## [Records from a data source]
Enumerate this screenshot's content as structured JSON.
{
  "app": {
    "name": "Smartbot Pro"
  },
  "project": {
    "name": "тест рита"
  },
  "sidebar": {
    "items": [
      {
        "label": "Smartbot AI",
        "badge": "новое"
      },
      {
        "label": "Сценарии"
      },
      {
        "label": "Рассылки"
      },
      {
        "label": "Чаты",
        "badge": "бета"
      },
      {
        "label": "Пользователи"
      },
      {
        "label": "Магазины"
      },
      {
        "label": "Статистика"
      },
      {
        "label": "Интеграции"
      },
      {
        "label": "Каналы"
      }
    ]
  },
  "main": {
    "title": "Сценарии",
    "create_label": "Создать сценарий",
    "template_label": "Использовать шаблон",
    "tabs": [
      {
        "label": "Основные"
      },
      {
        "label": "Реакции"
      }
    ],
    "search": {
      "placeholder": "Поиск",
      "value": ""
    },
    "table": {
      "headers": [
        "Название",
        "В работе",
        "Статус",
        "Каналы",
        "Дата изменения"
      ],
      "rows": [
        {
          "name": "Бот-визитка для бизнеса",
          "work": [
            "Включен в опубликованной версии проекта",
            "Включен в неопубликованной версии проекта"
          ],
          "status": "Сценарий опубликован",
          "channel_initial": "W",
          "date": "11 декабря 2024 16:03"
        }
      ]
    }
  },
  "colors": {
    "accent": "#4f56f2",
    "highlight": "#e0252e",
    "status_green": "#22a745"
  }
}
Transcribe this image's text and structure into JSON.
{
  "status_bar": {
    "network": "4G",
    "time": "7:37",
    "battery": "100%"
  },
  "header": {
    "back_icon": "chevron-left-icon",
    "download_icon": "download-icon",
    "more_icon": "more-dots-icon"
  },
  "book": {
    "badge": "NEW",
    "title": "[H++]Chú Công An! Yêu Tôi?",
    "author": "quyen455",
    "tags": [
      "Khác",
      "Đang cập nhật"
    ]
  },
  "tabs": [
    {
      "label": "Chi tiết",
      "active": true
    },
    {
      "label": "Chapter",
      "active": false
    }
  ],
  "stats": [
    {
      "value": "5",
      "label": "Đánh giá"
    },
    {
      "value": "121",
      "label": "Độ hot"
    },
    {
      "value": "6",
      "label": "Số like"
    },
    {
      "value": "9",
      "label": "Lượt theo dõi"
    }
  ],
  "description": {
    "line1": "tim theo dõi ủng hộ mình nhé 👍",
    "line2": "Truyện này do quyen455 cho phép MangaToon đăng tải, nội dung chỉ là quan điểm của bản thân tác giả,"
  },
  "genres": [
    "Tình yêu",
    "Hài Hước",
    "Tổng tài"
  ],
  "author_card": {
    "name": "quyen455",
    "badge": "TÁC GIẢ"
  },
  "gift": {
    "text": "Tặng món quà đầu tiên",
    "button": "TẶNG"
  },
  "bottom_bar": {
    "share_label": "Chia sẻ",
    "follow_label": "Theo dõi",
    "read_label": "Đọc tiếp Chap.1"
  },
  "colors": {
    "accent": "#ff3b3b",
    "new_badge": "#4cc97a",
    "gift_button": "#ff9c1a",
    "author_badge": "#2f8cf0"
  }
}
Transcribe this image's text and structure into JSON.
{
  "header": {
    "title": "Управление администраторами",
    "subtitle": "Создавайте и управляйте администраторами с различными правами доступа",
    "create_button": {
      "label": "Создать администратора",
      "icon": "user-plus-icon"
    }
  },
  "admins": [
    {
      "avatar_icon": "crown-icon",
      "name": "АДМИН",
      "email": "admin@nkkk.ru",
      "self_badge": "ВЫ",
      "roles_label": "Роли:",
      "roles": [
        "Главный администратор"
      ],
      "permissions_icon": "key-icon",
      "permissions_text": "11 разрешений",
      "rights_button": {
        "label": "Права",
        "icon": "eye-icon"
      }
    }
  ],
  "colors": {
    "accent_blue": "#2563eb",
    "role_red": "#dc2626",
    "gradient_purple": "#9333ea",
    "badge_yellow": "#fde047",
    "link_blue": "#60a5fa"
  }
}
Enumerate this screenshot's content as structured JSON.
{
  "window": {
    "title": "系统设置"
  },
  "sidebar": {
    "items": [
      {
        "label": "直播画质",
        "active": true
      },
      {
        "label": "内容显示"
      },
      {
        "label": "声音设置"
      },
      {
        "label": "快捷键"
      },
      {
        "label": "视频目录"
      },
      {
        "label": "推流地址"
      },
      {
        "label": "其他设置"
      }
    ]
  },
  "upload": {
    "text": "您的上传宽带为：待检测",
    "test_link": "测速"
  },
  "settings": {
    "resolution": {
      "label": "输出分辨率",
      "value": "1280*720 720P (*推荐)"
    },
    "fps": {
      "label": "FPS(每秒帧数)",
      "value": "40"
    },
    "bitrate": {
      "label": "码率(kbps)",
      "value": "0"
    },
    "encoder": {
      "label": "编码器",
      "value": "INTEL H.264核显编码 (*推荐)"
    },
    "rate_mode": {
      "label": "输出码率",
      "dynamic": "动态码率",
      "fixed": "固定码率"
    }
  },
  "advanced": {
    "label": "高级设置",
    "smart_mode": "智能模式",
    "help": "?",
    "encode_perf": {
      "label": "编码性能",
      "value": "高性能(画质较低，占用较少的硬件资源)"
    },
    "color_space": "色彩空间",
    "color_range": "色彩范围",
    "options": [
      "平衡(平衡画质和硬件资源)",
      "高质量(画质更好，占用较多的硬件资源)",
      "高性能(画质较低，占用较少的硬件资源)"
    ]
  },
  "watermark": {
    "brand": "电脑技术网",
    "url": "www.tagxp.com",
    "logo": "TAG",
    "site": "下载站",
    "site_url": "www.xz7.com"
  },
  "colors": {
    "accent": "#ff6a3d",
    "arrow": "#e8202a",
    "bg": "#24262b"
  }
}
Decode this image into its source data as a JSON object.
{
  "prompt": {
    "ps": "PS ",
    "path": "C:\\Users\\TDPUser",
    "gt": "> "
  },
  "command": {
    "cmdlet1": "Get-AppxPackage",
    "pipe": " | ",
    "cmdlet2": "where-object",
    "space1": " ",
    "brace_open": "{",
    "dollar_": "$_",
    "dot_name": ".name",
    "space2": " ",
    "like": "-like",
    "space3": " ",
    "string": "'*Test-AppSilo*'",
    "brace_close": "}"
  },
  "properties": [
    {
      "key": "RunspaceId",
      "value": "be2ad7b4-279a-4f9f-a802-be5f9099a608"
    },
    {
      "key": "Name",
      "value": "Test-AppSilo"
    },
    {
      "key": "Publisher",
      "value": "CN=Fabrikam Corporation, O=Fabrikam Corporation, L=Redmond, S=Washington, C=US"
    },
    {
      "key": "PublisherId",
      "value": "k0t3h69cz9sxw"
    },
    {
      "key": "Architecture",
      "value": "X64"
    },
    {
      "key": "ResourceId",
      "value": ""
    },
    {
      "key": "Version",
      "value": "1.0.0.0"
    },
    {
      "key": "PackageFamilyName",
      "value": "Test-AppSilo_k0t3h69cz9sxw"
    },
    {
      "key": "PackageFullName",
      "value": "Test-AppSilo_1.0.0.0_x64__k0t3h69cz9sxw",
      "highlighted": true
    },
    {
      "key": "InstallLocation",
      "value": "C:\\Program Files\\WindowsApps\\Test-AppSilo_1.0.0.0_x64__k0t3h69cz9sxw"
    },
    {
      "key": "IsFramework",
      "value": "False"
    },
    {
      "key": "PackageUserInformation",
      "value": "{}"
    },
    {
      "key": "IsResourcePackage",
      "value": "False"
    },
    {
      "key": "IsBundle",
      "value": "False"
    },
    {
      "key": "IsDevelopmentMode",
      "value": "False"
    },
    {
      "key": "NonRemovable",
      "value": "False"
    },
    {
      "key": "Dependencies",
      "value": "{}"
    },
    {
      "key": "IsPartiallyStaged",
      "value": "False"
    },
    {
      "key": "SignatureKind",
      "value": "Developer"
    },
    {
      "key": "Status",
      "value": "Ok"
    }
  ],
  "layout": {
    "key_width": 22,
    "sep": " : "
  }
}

## [Objective]
Write out each line of the data that holds the string "Smartbot".

## [Exercise answer]
    "name": "Smartbot Pro"
        "label": "Smartbot AI",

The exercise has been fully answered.